* start Material shown *
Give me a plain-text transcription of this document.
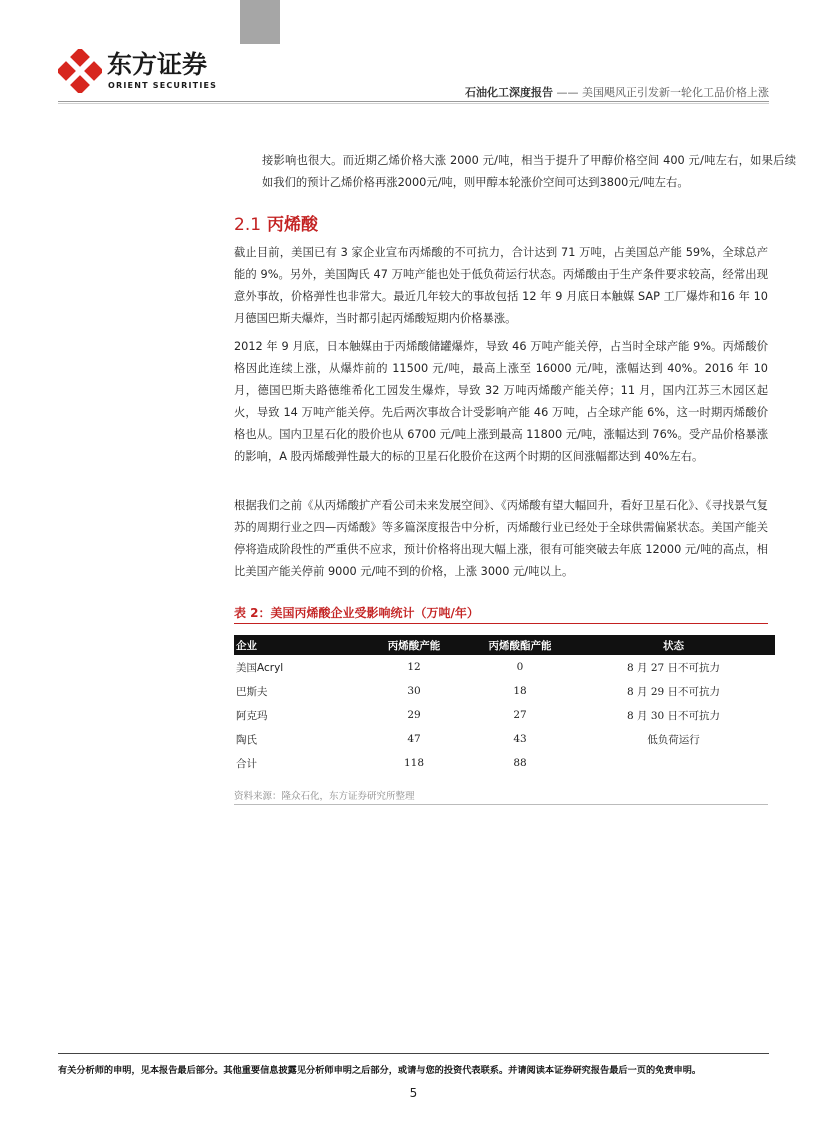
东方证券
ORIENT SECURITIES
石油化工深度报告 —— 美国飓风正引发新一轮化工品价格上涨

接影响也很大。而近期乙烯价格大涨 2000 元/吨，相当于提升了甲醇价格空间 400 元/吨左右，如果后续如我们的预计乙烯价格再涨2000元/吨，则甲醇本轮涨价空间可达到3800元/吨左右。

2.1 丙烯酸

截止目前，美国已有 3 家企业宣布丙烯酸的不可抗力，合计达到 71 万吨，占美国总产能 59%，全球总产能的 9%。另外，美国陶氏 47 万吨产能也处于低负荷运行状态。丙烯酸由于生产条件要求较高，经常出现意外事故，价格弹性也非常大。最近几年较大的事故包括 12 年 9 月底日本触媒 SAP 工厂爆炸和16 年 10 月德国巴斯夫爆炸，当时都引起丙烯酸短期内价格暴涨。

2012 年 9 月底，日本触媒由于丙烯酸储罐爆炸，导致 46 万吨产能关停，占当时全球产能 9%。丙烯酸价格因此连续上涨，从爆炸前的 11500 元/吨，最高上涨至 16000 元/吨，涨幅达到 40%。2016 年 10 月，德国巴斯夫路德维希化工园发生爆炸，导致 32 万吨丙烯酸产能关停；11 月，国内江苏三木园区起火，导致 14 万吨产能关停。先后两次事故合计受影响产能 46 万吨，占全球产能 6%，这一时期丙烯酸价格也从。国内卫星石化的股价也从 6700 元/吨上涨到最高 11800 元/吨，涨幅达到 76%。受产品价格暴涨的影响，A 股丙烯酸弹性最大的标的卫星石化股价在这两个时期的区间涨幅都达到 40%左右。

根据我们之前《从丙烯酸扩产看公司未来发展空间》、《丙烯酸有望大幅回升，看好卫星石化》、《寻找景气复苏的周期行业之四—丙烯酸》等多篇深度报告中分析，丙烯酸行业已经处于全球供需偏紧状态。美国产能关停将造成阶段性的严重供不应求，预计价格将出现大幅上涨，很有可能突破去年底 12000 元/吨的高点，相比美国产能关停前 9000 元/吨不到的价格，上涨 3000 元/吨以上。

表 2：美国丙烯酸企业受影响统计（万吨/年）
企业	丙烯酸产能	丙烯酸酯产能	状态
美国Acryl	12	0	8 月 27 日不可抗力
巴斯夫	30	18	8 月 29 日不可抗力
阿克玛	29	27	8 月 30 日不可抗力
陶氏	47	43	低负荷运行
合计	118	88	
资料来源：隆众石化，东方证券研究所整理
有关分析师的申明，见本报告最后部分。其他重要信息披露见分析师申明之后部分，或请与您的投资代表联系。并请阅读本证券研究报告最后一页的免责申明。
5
* end Material shown *
Exact duplication of all the records is required; pictures are omitted from the copy.

Give me a plain-text transcription of this document.
东方证券
ORIENT SECURITIES
石油化工深度报告 —— 美国飓风正引发新一轮化工品价格上涨

接影响也很大。而近期乙烯价格大涨 2000 元/吨，相当于提升了甲醇价格空间 400 元/吨左右，如果后续如我们的预计乙烯价格再涨2000元/吨，则甲醇本轮涨价空间可达到3800元/吨左右。

2.1 丙烯酸

截止目前，美国已有 3 家企业宣布丙烯酸的不可抗力，合计达到 71 万吨，占美国总产能 59%，全球总产能的 9%。另外，美国陶氏 47 万吨产能也处于低负荷运行状态。丙烯酸由于生产条件要求较高，经常出现意外事故，价格弹性也非常大。最近几年较大的事故包括 12 年 9 月底日本触媒 SAP 工厂爆炸和16 年 10 月德国巴斯夫爆炸，当时都引起丙烯酸短期内价格暴涨。

2012 年 9 月底，日本触媒由于丙烯酸储罐爆炸，导致 46 万吨产能关停，占当时全球产能 9%。丙烯酸价格因此连续上涨，从爆炸前的 11500 元/吨，最高上涨至 16000 元/吨，涨幅达到 40%。2016 年 10 月，德国巴斯夫路德维希化工园发生爆炸，导致 32 万吨丙烯酸产能关停；11 月，国内江苏三木园区起火，导致 14 万吨产能关停。先后两次事故合计受影响产能 46 万吨，占全球产能 6%，这一时期丙烯酸价格也从。国内卫星石化的股价也从 6700 元/吨上涨到最高 11800 元/吨，涨幅达到 76%。受产品价格暴涨的影响，A 股丙烯酸弹性最大的标的卫星石化股价在这两个时期的区间涨幅都达到 40%左右。

根据我们之前《从丙烯酸扩产看公司未来发展空间》、《丙烯酸有望大幅回升，看好卫星石化》、《寻找景气复苏的周期行业之四—丙烯酸》等多篇深度报告中分析，丙烯酸行业已经处于全球供需偏紧状态。美国产能关停将造成阶段性的严重供不应求，预计价格将出现大幅上涨，很有可能突破去年底 12000 元/吨的高点，相比美国产能关停前 9000 元/吨不到的价格，上涨 3000 元/吨以上。

表 2：美国丙烯酸企业受影响统计（万吨/年）
企业	丙烯酸产能	丙烯酸酯产能	状态
美国Acryl	12	0	8 月 27 日不可抗力
巴斯夫	30	18	8 月 29 日不可抗力
阿克玛	29	27	8 月 30 日不可抗力
陶氏	47	43	低负荷运行
合计	118	88	
资料来源：隆众石化，东方证券研究所整理
有关分析师的申明，见本报告最后部分。其他重要信息披露见分析师申明之后部分，或请与您的投资代表联系。并请阅读本证券研究报告最后一页的免责申明。
5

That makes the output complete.